SET TASK:
Locate each line containing the string "immersion" and copy it out.

>> BEGIN

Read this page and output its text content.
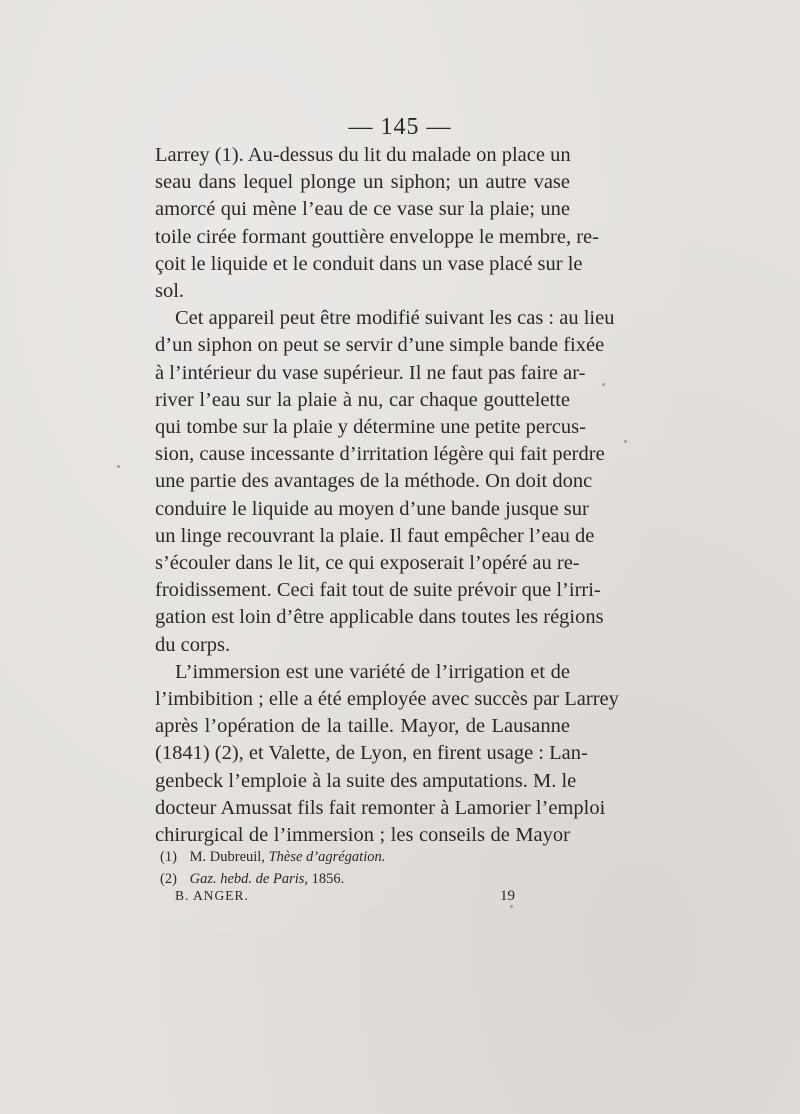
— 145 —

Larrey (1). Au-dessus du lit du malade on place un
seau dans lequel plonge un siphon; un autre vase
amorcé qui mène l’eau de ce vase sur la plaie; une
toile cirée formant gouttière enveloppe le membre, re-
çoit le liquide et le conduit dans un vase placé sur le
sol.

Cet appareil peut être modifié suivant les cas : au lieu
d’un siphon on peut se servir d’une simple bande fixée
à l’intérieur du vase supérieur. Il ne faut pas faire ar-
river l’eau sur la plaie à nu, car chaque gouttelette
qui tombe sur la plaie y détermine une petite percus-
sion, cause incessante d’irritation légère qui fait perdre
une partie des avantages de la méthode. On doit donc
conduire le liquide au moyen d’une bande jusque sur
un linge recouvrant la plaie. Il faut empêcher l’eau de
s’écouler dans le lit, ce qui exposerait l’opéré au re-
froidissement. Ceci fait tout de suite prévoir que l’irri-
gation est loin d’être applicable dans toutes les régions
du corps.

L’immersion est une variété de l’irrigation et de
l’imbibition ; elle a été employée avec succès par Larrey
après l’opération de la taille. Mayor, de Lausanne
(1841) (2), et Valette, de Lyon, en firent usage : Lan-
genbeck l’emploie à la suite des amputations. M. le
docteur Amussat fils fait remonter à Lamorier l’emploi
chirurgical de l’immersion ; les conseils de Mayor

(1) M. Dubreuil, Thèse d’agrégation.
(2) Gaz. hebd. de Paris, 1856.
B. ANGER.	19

>> END
>> BEGIN

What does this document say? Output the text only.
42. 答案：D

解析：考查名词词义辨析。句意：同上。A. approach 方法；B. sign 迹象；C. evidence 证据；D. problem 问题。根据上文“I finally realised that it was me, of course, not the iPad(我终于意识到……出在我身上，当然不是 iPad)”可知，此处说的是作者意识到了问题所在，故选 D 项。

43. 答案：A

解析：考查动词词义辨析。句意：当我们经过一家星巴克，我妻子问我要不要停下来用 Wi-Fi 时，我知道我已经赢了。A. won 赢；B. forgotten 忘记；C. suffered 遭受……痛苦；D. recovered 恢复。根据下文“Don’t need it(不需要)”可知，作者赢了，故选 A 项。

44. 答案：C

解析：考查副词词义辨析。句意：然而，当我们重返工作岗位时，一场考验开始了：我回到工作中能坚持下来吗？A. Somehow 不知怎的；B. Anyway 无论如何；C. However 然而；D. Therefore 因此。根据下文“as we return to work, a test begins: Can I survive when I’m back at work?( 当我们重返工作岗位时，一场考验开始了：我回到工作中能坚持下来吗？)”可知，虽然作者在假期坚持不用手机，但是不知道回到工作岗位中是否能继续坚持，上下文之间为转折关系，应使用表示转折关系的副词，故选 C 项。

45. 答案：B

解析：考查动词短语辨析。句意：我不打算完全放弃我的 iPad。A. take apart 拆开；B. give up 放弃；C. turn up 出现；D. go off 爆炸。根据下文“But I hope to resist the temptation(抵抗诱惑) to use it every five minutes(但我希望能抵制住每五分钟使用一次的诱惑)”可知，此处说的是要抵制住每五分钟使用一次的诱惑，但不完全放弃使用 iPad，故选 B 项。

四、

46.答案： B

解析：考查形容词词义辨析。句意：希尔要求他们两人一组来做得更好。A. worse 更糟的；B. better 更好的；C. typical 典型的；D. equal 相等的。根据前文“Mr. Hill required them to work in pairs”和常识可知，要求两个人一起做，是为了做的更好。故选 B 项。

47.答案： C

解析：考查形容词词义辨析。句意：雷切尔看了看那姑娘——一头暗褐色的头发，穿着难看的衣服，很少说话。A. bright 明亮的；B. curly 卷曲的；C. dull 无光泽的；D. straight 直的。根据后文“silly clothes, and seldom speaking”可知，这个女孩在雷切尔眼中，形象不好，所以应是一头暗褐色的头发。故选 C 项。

>> END
>> BEGIN

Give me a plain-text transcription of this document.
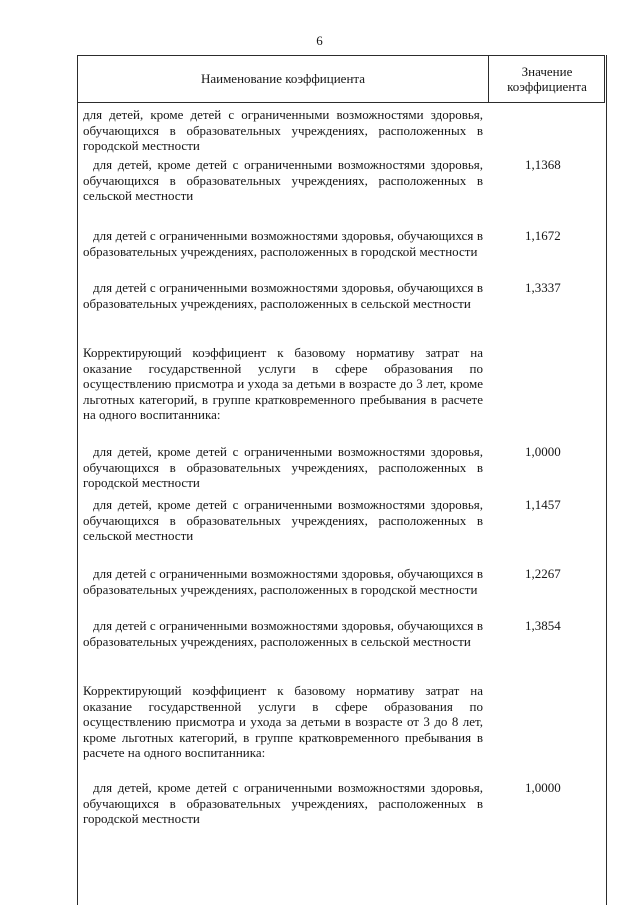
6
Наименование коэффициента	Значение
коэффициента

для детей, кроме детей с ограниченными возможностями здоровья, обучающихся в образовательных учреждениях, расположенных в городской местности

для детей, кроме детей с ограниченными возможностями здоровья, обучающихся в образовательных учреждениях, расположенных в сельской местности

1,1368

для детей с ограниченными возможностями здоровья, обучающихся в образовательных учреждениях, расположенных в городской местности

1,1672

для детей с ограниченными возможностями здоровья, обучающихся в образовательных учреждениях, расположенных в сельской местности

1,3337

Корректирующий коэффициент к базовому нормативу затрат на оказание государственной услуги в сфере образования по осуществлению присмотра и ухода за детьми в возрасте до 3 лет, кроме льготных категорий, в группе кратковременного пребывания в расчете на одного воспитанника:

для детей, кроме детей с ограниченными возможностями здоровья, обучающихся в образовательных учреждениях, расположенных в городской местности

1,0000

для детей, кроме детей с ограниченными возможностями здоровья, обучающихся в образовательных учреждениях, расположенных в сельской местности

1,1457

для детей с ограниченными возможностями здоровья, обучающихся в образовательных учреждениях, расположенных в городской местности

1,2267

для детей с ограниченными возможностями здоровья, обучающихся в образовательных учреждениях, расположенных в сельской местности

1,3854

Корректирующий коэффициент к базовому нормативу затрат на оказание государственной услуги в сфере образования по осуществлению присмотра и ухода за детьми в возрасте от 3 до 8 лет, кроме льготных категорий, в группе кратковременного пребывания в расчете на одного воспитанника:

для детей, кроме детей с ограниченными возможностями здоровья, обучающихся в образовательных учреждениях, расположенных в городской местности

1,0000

>> END

WRITTEN REPLY:
L’immersion est une variété de l’irrigation et de
chirurgical de l’immersion ; les conseils de Mayor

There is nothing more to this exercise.